WORK TO DO
Which lines include the word "Memoria"? Copy each of them.

INFORMATION PROVIDED

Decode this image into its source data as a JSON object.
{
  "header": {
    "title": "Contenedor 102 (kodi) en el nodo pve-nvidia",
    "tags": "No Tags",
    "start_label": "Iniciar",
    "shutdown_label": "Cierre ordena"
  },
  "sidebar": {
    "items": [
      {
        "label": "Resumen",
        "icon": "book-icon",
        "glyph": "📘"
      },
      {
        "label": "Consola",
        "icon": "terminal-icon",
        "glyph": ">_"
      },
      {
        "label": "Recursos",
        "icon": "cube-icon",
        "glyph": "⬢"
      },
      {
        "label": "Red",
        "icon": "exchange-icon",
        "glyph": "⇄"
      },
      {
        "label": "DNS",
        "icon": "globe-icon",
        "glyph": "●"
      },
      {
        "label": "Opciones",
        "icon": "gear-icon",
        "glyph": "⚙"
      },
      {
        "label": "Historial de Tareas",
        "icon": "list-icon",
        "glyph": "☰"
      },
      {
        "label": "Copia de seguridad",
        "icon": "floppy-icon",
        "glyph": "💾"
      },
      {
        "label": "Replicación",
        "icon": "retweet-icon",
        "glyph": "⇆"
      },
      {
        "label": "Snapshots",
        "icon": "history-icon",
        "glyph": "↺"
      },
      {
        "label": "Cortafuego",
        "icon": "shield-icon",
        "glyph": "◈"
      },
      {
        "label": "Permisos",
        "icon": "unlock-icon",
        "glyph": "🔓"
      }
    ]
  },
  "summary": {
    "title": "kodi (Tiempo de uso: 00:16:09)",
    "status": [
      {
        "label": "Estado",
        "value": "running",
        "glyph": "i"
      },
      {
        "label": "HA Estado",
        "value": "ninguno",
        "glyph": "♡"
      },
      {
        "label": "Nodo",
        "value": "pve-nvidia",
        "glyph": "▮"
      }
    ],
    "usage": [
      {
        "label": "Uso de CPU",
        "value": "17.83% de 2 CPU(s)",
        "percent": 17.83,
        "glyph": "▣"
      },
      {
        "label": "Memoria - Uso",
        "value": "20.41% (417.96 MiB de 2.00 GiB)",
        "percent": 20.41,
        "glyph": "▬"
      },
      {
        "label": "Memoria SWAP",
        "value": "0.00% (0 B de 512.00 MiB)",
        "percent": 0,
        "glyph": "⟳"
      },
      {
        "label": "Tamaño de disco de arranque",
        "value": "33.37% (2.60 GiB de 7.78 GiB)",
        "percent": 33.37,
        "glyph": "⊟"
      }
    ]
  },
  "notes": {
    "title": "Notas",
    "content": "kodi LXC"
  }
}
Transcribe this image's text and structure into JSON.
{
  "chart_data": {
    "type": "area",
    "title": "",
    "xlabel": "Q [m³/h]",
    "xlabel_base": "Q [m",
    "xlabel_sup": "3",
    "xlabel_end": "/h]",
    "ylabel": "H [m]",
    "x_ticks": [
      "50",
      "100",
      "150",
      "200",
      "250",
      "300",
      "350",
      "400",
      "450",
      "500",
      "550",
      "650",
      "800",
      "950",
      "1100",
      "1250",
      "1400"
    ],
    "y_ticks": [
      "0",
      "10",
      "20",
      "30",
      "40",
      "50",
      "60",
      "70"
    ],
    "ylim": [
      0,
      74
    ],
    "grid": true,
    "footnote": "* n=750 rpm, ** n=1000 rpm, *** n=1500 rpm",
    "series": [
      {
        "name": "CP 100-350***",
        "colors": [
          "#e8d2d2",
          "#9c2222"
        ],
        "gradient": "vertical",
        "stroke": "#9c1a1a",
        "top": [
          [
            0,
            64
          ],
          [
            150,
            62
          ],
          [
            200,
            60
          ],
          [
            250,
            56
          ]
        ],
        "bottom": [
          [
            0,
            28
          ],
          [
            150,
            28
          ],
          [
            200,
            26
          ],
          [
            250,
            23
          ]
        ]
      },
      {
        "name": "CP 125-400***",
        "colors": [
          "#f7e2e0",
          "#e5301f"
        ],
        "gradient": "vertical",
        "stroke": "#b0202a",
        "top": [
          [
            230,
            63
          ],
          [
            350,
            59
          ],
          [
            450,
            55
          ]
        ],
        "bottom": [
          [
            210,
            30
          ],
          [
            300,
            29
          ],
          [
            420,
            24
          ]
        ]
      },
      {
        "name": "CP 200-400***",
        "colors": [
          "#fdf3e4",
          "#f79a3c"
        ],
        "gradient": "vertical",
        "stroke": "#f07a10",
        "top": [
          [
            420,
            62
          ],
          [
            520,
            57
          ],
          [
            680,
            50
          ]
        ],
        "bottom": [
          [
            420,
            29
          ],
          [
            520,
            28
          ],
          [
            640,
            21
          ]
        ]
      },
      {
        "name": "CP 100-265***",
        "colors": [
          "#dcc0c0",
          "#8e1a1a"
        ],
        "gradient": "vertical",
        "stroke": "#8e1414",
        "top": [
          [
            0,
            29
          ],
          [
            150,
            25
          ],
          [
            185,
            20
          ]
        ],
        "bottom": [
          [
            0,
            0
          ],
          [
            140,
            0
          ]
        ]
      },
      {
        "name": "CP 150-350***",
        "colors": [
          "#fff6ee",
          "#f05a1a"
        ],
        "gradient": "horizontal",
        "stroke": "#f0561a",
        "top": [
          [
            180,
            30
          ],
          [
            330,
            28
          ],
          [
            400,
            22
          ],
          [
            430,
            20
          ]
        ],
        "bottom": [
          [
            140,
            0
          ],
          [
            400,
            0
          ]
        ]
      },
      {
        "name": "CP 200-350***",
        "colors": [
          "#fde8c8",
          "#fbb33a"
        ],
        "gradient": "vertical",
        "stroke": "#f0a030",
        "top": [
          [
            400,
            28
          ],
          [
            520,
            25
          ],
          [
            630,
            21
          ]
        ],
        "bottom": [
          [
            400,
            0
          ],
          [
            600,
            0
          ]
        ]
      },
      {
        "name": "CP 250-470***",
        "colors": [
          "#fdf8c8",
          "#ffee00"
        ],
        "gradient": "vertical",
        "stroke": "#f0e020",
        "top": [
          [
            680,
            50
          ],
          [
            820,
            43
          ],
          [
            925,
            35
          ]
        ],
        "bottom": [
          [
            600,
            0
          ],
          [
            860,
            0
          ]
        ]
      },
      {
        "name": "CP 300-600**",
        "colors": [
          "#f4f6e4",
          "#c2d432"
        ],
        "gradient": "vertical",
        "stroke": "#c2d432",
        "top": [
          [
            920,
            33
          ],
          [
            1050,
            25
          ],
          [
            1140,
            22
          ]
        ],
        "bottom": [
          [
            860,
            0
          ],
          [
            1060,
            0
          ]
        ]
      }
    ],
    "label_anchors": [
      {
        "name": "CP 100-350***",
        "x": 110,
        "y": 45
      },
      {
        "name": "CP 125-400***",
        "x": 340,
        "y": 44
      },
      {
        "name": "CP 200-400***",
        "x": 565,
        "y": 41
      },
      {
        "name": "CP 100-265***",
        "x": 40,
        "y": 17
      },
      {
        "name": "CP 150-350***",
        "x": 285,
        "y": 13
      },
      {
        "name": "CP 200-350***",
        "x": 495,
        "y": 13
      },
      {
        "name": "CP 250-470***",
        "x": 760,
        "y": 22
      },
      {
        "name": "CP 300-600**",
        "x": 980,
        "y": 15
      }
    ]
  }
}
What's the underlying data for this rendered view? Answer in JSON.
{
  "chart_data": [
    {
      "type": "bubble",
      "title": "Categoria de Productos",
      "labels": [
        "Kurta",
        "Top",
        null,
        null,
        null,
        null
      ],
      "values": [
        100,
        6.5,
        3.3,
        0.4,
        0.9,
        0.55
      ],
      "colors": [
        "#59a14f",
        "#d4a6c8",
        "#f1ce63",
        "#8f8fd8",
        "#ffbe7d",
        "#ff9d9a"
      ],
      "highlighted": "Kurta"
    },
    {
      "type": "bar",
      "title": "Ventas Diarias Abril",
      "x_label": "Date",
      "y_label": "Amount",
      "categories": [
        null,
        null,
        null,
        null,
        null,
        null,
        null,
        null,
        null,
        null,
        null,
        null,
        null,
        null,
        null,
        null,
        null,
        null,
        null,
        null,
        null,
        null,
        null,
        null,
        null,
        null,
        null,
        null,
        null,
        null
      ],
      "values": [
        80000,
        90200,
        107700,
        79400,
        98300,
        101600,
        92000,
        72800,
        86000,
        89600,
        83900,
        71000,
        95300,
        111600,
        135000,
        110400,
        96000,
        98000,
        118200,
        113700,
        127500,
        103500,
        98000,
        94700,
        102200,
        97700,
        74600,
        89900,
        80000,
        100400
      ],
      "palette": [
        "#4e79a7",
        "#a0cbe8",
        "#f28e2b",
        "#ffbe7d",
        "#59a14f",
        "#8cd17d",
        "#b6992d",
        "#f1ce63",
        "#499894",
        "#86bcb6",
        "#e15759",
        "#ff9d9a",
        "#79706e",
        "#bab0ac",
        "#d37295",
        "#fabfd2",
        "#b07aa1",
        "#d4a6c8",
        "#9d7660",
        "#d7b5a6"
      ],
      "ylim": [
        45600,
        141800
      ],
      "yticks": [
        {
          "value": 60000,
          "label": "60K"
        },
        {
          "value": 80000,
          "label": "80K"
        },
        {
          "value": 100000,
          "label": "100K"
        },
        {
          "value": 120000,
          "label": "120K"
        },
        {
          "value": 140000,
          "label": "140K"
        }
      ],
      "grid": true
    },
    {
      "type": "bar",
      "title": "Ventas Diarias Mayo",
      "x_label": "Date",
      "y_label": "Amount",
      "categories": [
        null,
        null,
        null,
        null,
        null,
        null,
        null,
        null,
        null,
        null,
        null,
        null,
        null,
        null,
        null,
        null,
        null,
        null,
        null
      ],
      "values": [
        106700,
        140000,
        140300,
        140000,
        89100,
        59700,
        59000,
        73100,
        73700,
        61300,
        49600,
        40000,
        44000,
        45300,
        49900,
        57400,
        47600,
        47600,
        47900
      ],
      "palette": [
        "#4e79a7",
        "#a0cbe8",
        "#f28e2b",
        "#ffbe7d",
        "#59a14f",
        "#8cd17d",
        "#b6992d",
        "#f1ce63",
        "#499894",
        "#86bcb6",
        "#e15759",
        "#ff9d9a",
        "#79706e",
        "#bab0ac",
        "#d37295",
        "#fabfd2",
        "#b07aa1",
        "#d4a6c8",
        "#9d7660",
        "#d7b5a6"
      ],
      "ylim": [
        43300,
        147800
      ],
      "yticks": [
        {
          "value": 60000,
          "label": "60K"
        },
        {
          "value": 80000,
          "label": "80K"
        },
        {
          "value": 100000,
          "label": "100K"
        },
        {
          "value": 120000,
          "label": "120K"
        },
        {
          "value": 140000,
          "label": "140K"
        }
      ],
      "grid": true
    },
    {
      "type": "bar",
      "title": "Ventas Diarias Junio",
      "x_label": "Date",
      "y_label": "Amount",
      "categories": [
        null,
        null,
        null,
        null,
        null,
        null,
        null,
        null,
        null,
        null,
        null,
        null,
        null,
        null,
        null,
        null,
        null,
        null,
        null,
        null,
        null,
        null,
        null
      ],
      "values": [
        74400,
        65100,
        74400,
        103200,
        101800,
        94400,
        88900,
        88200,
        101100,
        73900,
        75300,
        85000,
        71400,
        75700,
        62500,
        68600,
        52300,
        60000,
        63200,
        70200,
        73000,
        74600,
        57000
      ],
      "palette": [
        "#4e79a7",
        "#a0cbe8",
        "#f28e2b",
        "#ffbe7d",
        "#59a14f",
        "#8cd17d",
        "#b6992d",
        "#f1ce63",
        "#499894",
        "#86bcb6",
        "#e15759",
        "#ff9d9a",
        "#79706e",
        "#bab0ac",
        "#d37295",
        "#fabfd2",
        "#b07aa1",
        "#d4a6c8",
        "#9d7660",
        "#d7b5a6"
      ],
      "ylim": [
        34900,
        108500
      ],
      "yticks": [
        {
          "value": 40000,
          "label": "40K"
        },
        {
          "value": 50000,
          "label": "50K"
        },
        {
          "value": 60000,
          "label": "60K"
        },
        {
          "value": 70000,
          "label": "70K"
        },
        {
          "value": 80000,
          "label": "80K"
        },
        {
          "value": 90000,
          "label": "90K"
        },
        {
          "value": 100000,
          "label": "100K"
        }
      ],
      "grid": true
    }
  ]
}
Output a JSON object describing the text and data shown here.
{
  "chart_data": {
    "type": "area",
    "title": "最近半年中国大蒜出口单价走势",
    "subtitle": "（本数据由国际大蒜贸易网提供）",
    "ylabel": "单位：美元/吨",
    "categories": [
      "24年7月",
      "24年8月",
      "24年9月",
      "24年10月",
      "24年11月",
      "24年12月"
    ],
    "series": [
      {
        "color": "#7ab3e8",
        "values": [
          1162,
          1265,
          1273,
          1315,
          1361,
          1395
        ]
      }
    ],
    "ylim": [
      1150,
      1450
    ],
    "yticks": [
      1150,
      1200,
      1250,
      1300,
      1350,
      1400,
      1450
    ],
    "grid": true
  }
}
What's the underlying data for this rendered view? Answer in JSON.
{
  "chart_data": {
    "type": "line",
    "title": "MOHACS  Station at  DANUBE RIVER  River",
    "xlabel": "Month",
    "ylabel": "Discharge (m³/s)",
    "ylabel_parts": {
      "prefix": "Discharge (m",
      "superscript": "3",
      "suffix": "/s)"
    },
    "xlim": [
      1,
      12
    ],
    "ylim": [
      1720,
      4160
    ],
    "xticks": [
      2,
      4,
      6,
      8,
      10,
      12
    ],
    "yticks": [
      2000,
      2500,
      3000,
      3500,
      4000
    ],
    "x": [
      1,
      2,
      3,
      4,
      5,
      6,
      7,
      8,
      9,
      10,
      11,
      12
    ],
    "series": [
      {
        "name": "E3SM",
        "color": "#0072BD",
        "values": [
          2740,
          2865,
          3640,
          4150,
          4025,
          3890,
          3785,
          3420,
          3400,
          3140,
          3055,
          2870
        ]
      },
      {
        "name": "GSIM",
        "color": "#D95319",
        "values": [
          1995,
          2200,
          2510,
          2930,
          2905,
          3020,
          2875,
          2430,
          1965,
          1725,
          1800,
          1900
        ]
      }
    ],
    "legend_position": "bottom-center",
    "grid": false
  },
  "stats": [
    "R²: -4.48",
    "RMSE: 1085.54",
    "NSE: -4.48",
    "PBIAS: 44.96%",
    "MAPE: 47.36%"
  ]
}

SOLUTION TO THE PROBLEM
        "label": "Memoria - Uso",
        "label": "Memoria SWAP",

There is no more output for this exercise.